--- begin ---

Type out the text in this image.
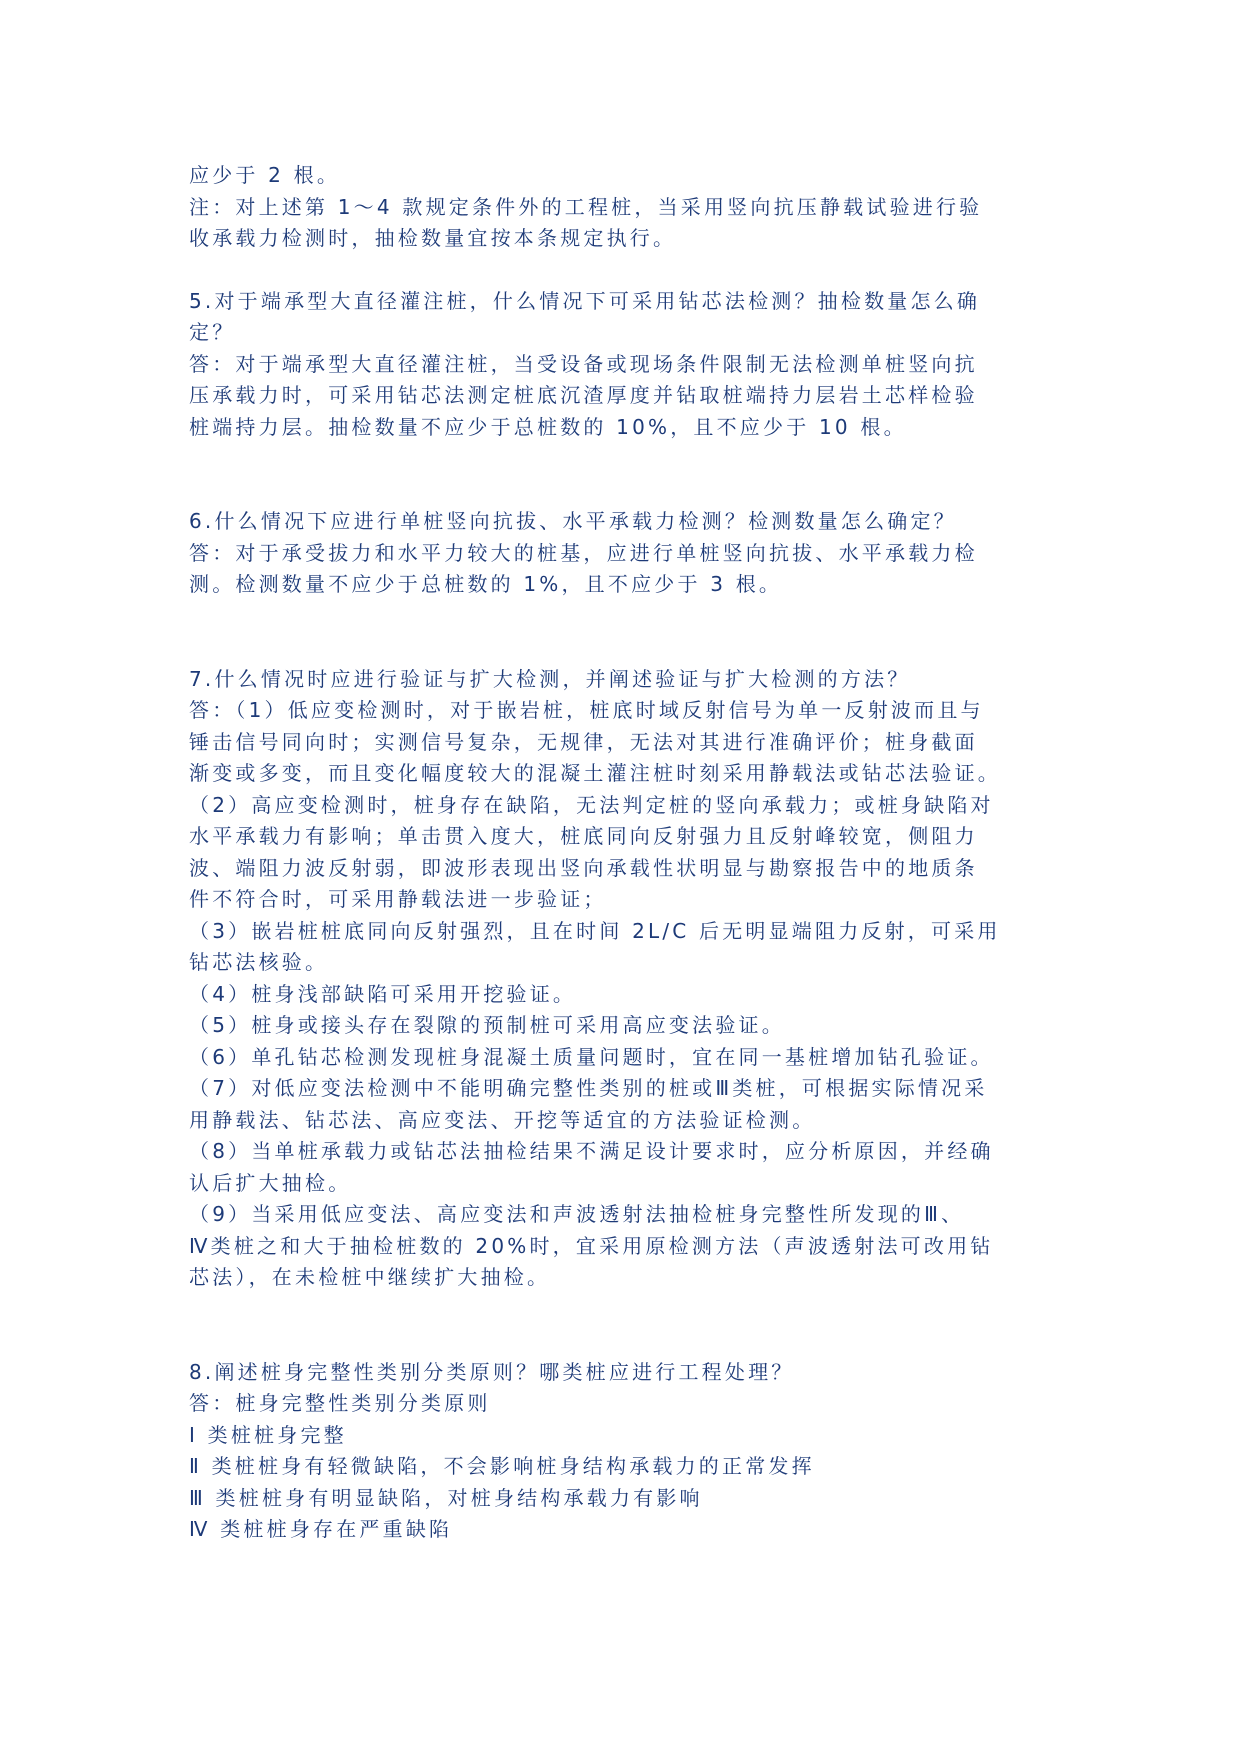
应少于 2 根。
注：对上述第 1～4 款规定条件外的工程桩，当采用竖向抗压静载试验进行验
收承载力检测时，抽检数量宜按本条规定执行。
5.对于端承型大直径灌注桩，什么情况下可采用钻芯法检测？抽检数量怎么确
定？
答：对于端承型大直径灌注桩，当受设备或现场条件限制无法检测单桩竖向抗
压承载力时，可采用钻芯法测定桩底沉渣厚度并钻取桩端持力层岩土芯样检验
桩端持力层。抽检数量不应少于总桩数的 10%，且不应少于 10 根。
6.什么情况下应进行单桩竖向抗拔、水平承载力检测？检测数量怎么确定？
答：对于承受拔力和水平力较大的桩基，应进行单桩竖向抗拔、水平承载力检
测。检测数量不应少于总桩数的 1%，且不应少于 3 根。
7.什么情况时应进行验证与扩大检测，并阐述验证与扩大检测的方法？
答：（1）低应变检测时，对于嵌岩桩，桩底时域反射信号为单一反射波而且与
锤击信号同向时；实测信号复杂，无规律，无法对其进行准确评价；桩身截面
渐变或多变，而且变化幅度较大的混凝土灌注桩时刻采用静载法或钻芯法验证。
（2）高应变检测时，桩身存在缺陷，无法判定桩的竖向承载力；或桩身缺陷对
水平承载力有影响；单击贯入度大，桩底同向反射强力且反射峰较宽，侧阻力
波、端阻力波反射弱，即波形表现出竖向承载性状明显与勘察报告中的地质条
件不符合时，可采用静载法进一步验证；
（3）嵌岩桩桩底同向反射强烈，且在时间 2L/C 后无明显端阻力反射，可采用
钻芯法核验。
（4）桩身浅部缺陷可采用开挖验证。
（5）桩身或接头存在裂隙的预制桩可采用高应变法验证。
（6）单孔钻芯检测发现桩身混凝土质量问题时，宜在同一基桩增加钻孔验证。
（7）对低应变法检测中不能明确完整性类别的桩或Ⅲ类桩，可根据实际情况采
用静载法、钻芯法、高应变法、开挖等适宜的方法验证检测。
（8）当单桩承载力或钻芯法抽检结果不满足设计要求时，应分析原因，并经确
认后扩大抽检。
（9）当采用低应变法、高应变法和声波透射法抽检桩身完整性所发现的Ⅲ、
Ⅳ类桩之和大于抽检桩数的 20%时，宜采用原检测方法（声波透射法可改用钻
芯法），在未检桩中继续扩大抽检。
8.阐述桩身完整性类别分类原则？哪类桩应进行工程处理？
答：桩身完整性类别分类原则
Ⅰ 类桩桩身完整
Ⅱ 类桩桩身有轻微缺陷，不会影响桩身结构承载力的正常发挥
Ⅲ 类桩桩身有明显缺陷，对桩身结构承载力有影响
Ⅳ 类桩桩身存在严重缺陷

--- end ---

* _REQUIREMENTS_: Pull out and copy each line containing the string "且不应少于".

* _WRITTEN ANSWER_:
桩端持力层。抽检数量不应少于总桩数的 10%，且不应少于 10 根。
测。检测数量不应少于总桩数的 1%，且不应少于 3 根。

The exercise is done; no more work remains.